Отрывок из текста:
-------

Sola Fide - только верою — страница 37 из 59

Ясно, что и этот закон, которому Ранке охотно и добросовестно подчинялся в своих исторических повествованиях, имеет ограниченную сферу применения. Ранке не станет рассказывать, что крестьянские войны происходили в XVII столетии, а тридцатилетняя война в XVI, он не станет скрывать низкого происхождения Лютера, хотя, может быть, ему было бы по душе видеть в главе реформационного движения владетельного князя, или графа. В этих пределах закон объективности еще вполне импонирует ему. Но за известной чертой обаяние еще недавно непреложной истины сразу исчезает.

Ни объективность, ни закон для него уже не нужны. Высказывая свои суждения о Лютере и Лойоле, Ранке не считает необходимым даже и вспомнить о своем собственном методе логической конституции. Лойола, который по его собственному признанию, вышел целиком из тех же сомнений и мук, которые согнали и Лютера с протоптанной веками большой дороги истории, не имел убеждений, хотя готов был, как и Лютер, жизнь свою положить за свое дело. Ясно, что Ранке высказывается так категорически и уверенно именно потому, что чувствует, что тут его ничего больше не связывает, что наступил момент свободного решения: уже можно не считаться ни с какими законами, ибо сколько бы новых документов вы ни открыли в архивах, ни один из них не может ни оспорить, ни подтвердить высказанного им суждения.

Если бы даже удалось воскресить Лойолу и Лютера, дело нисколько не поправилось бы, ибо никакие перекрестные допросы не собрали бы материала, нужного для проверки суждения Ранке. Для него Лютер был и остался представителем разума, Лойола же представителем страсти. И Ранке право такого своевольного решения ценит так высоко, что совсем и не задается вопросом: да как же так случилось, что люди, столь близкие по своим переживаниям, выступили на историческом поприще, как непримиримые враги? Почему иезуиты и их орден считали дозволенными все средства борьбы с реформацией, когда Лютер и Лойола исходили из одного пункта и искали одного и того же? Или и здесь получается тот же перерыв закономерности? И здесь одинаковые причины дают различные, прямо противоположные результаты. Для историка, который в самом деле хотел бы только описывать то, что было, такое заключение должно было бы быть ценнее всего на свете. Ведь, если это верно, если сфера применения закономерности явлений ограничена, то ведь в самом деле мечты об исторических законах являются для историка тяжелой помехой в его исследованиях. Т. е. не в исследованиях, нужно сказать, а в достижении поставленной цели — вот тем magnum obstaculum scientiae, о котором говорил Спиноза.

-------

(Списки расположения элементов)
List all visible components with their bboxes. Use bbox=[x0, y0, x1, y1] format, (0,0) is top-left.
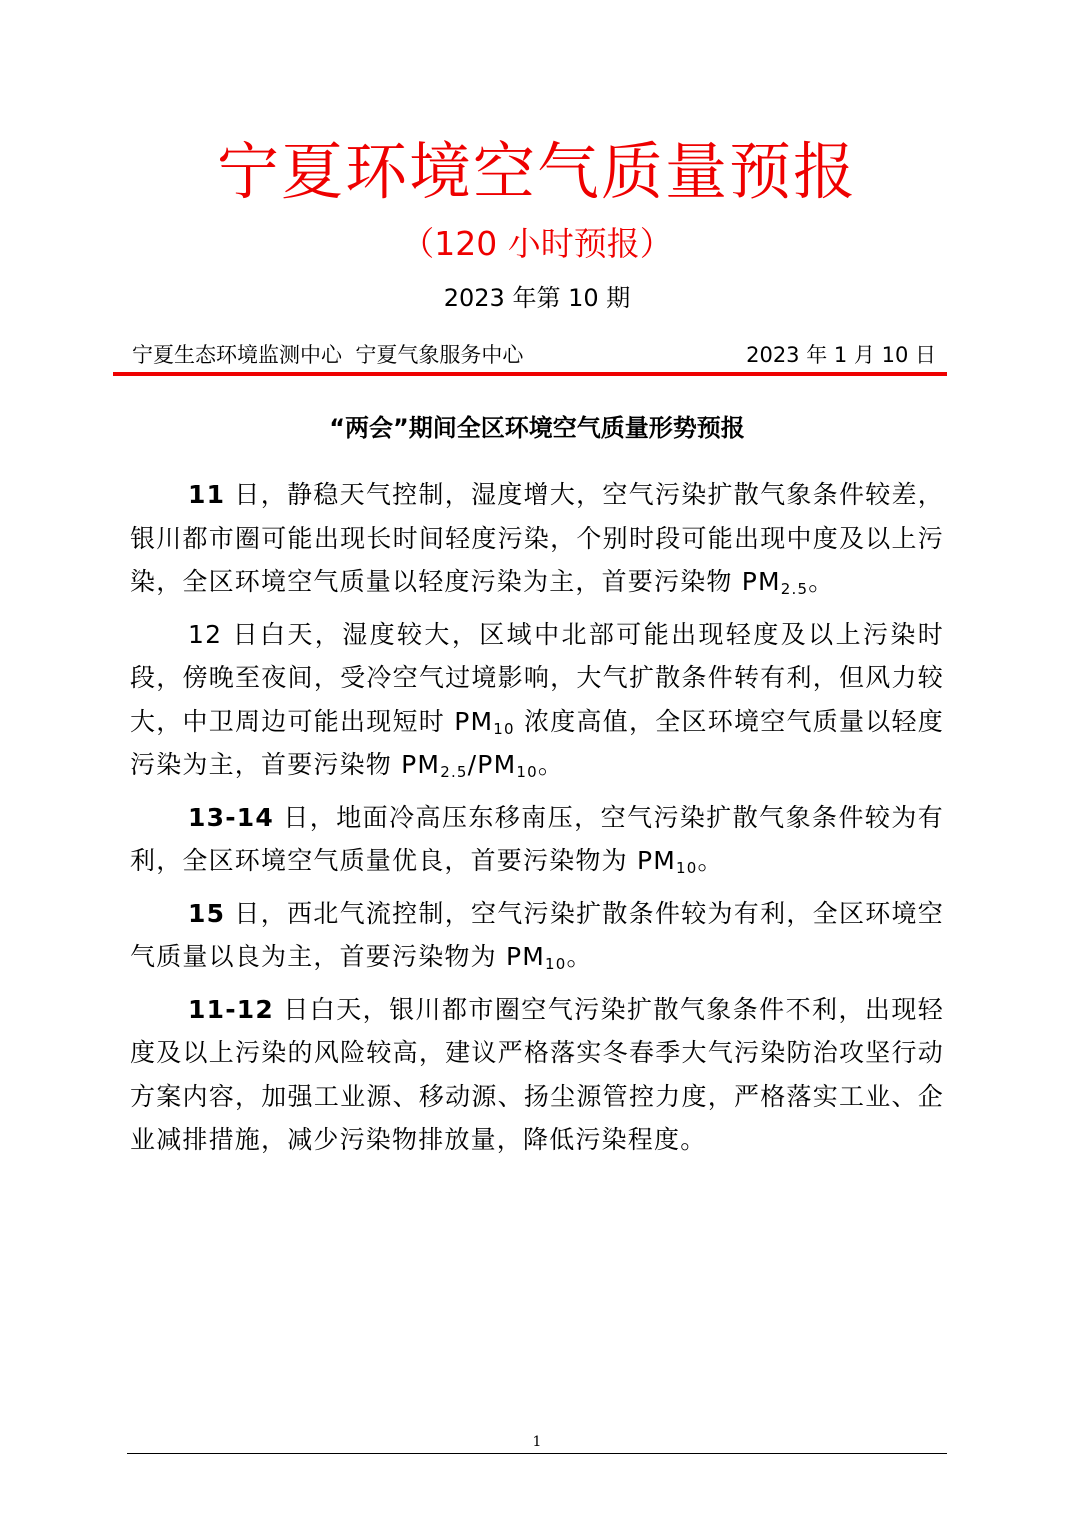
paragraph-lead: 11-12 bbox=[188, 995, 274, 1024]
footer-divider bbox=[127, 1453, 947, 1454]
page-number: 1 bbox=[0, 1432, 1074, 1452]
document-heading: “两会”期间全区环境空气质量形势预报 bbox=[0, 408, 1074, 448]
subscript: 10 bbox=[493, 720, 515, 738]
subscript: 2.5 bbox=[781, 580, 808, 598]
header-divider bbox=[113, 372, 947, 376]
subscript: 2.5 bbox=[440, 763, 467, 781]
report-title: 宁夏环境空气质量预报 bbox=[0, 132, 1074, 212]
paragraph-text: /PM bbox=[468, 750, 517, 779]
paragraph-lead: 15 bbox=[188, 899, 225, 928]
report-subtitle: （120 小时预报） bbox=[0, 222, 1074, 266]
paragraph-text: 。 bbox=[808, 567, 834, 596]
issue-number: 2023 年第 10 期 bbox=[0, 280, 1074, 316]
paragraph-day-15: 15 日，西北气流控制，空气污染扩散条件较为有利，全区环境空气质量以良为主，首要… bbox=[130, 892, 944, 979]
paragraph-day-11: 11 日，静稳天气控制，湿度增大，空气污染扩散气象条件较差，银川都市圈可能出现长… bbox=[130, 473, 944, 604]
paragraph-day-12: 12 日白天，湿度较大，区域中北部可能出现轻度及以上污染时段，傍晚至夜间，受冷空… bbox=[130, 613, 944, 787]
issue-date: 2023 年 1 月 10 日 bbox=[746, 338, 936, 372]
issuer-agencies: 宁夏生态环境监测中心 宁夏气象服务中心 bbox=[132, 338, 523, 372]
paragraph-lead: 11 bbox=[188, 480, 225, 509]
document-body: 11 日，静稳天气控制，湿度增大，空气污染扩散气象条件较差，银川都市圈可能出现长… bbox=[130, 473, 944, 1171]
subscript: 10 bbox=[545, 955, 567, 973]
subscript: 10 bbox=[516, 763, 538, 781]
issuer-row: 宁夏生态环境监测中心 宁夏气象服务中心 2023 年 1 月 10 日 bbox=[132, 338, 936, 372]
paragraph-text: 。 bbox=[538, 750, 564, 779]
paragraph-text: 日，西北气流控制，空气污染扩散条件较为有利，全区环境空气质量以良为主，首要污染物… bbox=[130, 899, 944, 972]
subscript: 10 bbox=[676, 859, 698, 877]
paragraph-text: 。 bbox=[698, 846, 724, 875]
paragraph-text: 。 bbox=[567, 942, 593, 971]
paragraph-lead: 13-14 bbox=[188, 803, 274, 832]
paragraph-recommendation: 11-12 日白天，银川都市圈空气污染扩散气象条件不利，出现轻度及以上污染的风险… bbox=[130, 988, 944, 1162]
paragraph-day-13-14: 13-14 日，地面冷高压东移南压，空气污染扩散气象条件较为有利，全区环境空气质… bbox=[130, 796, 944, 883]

-------

Ответьте по отрывку на три вопроса:
(a) Какое происхождение Лютера Ранке, по словам отрывка, не станет скрывать?
(b) Представителем чего для Ранке был и остался Лютер, а представителем чего — Лойола?
(c) Кто, согласно отрывку, говорил о magnum obstaculum scientiae?

Ответ на задание:
(a) Низкое.
(b) Лютер — представителем разума, Лойола — представителем страсти.
(c) Спиноза.